# start of DATA SECTION
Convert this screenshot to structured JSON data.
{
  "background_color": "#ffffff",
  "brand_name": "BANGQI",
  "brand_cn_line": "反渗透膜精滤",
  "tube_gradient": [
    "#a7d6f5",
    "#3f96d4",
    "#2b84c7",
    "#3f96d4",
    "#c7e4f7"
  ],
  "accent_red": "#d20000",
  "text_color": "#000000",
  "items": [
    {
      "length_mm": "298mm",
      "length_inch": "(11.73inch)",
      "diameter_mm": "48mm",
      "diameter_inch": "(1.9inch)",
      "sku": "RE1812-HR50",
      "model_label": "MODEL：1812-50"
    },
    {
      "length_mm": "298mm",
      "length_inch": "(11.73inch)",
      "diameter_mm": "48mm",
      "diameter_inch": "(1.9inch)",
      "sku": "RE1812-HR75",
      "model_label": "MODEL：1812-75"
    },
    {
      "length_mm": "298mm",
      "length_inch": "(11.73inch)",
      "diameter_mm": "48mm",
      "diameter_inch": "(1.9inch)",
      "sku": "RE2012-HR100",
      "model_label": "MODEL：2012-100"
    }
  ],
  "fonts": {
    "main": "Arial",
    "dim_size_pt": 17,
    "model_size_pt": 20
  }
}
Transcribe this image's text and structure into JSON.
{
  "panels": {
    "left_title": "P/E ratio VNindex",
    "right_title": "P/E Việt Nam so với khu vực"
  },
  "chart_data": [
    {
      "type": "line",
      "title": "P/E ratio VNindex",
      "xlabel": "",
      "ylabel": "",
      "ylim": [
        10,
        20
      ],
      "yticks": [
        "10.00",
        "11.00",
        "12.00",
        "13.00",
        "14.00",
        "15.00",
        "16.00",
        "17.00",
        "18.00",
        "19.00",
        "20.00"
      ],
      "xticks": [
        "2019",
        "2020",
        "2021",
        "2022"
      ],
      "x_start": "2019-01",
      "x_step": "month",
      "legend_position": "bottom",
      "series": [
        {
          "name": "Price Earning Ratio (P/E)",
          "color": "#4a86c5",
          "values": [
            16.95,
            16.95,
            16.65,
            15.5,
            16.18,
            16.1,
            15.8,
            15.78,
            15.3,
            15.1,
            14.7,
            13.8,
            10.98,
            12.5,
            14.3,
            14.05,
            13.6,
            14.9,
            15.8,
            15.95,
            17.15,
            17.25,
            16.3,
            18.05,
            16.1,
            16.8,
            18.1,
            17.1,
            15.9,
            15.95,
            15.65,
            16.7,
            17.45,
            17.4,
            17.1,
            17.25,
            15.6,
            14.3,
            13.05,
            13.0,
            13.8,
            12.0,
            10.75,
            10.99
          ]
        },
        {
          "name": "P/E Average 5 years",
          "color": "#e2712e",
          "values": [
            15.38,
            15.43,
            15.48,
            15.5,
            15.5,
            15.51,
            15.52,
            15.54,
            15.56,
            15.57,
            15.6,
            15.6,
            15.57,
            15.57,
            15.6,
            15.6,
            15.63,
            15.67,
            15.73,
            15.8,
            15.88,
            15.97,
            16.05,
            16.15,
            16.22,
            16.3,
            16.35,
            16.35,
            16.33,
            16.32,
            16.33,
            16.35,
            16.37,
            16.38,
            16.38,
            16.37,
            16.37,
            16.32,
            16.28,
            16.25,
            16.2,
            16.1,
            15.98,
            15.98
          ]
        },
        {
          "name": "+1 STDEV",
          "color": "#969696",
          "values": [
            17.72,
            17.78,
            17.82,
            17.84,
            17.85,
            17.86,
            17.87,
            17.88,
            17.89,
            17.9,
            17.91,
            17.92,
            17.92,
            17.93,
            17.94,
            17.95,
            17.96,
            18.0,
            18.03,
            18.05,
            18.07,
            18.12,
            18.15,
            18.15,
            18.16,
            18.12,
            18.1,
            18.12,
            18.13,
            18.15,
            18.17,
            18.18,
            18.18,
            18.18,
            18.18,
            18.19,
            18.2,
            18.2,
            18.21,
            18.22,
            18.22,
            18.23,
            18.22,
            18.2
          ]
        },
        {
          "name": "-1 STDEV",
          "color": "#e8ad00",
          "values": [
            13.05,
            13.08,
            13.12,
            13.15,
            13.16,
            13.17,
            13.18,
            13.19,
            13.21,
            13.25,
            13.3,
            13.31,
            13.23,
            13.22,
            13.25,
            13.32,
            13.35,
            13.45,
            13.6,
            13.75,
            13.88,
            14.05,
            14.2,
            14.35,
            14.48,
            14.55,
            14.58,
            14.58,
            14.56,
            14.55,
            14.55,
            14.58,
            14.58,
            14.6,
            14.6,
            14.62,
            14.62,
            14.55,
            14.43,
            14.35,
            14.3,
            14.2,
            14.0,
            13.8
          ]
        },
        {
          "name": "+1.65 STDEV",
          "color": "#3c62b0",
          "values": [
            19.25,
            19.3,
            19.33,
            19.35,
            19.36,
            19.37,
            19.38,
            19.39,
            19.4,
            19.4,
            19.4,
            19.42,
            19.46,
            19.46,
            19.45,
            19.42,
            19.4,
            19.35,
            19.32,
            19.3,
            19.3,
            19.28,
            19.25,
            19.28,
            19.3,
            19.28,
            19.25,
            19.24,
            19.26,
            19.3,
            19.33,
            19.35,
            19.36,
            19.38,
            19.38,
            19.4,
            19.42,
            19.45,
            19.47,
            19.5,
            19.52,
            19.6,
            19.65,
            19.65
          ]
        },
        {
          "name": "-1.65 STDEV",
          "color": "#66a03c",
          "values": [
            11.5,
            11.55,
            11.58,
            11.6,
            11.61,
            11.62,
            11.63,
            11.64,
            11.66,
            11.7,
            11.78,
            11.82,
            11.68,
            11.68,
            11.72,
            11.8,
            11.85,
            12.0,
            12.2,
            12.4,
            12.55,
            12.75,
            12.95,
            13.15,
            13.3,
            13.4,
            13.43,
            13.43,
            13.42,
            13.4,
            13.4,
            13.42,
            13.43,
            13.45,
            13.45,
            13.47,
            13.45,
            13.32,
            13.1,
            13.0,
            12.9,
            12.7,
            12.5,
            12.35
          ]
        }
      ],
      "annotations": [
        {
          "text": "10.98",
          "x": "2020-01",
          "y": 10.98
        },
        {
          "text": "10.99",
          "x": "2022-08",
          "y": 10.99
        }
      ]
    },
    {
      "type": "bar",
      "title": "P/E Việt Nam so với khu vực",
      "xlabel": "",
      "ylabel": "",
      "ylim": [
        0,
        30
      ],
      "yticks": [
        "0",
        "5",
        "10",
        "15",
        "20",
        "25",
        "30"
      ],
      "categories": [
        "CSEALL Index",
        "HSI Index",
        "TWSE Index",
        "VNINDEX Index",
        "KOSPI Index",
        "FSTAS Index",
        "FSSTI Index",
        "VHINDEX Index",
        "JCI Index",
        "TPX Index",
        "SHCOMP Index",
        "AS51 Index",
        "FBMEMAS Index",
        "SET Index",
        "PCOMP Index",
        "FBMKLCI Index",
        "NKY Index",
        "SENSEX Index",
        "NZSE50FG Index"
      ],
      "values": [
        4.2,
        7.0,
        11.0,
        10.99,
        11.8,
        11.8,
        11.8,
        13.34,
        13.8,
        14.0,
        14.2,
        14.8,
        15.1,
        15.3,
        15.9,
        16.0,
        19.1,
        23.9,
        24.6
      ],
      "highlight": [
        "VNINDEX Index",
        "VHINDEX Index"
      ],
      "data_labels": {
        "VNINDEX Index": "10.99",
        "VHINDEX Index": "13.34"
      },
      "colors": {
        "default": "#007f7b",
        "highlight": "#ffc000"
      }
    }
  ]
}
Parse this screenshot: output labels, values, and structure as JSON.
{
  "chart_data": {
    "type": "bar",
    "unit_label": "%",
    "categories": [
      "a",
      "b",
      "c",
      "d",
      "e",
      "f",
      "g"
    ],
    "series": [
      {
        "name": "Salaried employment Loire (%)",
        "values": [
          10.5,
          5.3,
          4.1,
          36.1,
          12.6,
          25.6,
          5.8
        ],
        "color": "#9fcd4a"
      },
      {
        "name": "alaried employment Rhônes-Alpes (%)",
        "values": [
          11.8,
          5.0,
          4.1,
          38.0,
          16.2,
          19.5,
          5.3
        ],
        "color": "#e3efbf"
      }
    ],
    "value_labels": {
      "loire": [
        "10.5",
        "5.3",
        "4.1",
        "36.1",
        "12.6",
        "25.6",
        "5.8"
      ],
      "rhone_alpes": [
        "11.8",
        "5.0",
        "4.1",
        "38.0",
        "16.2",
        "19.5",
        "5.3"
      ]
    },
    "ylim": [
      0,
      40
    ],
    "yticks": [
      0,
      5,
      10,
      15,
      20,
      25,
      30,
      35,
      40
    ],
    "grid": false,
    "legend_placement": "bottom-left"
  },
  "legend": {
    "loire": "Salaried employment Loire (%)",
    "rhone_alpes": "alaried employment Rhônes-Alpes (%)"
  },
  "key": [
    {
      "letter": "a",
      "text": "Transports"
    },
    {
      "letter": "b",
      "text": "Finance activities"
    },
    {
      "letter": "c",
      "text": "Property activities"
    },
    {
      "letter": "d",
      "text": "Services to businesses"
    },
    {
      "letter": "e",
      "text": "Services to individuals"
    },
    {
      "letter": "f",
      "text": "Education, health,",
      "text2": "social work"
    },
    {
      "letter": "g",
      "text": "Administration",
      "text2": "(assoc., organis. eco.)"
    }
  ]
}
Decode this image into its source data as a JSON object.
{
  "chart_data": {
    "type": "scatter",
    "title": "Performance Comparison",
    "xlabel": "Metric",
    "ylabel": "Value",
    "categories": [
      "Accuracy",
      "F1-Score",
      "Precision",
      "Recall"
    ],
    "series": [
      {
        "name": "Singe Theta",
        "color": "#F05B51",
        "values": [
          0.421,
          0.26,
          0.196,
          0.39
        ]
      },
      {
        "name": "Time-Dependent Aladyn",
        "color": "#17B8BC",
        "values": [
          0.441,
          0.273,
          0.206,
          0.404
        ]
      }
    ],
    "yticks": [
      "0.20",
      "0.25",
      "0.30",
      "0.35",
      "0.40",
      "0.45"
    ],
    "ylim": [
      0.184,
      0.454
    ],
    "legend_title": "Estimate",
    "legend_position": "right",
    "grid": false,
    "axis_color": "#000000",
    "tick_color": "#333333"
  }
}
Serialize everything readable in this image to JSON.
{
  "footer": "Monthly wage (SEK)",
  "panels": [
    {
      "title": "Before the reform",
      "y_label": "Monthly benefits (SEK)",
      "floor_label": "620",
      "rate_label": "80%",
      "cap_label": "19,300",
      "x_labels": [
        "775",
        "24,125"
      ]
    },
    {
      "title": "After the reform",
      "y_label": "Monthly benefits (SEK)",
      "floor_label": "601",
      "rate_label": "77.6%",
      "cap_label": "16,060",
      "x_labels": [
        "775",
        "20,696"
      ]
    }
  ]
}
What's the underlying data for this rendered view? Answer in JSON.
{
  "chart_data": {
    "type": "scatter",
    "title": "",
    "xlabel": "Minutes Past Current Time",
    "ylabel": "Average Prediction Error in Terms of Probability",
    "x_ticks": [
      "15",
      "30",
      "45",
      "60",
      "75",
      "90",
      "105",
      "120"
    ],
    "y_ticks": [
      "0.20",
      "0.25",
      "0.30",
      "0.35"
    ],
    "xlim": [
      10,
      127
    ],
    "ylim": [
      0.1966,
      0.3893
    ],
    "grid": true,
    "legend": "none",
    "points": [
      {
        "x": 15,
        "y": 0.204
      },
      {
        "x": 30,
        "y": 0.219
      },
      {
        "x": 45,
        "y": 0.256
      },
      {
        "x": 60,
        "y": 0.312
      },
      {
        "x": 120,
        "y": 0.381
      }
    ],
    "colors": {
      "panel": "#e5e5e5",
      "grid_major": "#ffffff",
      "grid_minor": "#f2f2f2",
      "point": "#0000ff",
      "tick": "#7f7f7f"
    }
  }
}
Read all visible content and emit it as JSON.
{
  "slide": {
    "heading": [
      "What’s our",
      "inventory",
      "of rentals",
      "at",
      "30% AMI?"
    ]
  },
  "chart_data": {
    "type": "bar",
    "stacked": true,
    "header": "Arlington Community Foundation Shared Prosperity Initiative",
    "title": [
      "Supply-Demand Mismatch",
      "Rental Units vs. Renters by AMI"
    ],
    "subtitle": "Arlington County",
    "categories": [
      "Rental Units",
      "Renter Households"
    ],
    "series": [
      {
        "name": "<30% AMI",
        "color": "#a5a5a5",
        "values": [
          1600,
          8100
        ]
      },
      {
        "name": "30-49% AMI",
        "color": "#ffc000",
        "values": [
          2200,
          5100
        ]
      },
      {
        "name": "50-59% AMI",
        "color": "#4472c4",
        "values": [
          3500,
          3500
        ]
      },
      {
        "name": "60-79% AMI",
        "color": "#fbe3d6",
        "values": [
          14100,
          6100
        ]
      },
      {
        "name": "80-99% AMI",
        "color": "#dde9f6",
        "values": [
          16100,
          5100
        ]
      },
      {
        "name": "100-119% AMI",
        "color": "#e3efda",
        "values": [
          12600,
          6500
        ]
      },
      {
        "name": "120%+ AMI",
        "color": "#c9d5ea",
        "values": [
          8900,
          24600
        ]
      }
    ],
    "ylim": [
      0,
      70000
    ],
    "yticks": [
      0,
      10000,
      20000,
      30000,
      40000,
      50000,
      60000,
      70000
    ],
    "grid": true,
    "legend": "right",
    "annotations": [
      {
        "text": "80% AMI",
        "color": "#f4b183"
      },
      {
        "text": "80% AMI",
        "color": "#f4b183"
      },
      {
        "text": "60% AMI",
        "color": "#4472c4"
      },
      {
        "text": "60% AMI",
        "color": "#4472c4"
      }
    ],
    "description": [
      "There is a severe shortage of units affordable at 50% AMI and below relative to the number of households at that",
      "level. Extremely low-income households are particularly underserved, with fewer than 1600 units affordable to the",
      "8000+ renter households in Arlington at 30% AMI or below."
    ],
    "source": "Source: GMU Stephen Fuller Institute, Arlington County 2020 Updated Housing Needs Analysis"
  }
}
# end of DATA SECTION
TASK TO CARRY OUT — Return each full line of the entries that contains the word "JSON".

THE COMPLETED TASK —
Convert this screenshot to structured JSON data.
Transcribe this image's text and structure into JSON.
Parse this screenshot: output labels, values, and structure as JSON.
Decode this image into its source data as a JSON object.
Serialize everything readable in this image to JSON.
What's the underlying data for this rendered view? Answer in JSON.
Read all visible content and emit it as JSON.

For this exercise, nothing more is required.